>>

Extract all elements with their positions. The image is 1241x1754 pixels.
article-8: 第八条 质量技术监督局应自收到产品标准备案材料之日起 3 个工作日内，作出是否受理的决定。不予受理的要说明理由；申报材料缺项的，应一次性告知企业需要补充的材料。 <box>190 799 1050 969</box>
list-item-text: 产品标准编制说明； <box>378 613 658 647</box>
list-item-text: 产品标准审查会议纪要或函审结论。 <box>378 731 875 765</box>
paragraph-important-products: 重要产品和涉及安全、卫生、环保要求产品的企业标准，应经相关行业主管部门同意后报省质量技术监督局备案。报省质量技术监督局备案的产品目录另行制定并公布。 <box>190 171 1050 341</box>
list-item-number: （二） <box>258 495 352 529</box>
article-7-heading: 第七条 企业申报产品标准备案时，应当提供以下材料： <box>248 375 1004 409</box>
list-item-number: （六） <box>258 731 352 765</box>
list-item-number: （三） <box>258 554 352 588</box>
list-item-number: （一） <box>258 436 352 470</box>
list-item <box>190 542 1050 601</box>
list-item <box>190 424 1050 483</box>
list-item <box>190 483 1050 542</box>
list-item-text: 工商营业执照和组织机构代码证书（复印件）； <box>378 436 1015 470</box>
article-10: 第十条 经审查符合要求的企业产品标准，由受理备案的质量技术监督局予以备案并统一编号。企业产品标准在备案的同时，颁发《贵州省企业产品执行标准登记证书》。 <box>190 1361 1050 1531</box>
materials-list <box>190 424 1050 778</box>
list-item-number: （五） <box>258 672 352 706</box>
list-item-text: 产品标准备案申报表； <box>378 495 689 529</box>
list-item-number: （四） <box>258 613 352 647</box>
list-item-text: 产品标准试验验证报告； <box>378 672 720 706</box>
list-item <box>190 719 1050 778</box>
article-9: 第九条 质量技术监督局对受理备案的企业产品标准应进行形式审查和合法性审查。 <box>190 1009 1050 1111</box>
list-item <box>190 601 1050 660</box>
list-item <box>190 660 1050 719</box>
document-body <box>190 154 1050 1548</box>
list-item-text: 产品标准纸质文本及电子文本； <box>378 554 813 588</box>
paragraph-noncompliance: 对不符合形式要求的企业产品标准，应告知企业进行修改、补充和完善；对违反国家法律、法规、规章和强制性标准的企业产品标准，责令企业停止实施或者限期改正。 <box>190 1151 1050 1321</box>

<<

◆ **Work instructions**
Update the stretch from the start of the material through the line containing "list-item-text: 产品标准审查会议纪要或函审结论。 <box>378" so that "elements" becomes "items", changing nothing else. Return only those lines.

◆ **Task response**
Extract all items with their positions. The image is 1241x1754 pixels.
article-8: 第八条 质量技术监督局应自收到产品标准备案材料之日起 3 个工作日内，作出是否受理的决定。不予受理的要说明理由；申报材料缺项的，应一次性告知企业需要补充的材料。 <box>190 799 1050 969</box>
list-item-text: 产品标准编制说明； <box>378 613 658 647</box>
list-item-text: 产品标准审查会议纪要或函审结论。 <box>378 731 875 765</box>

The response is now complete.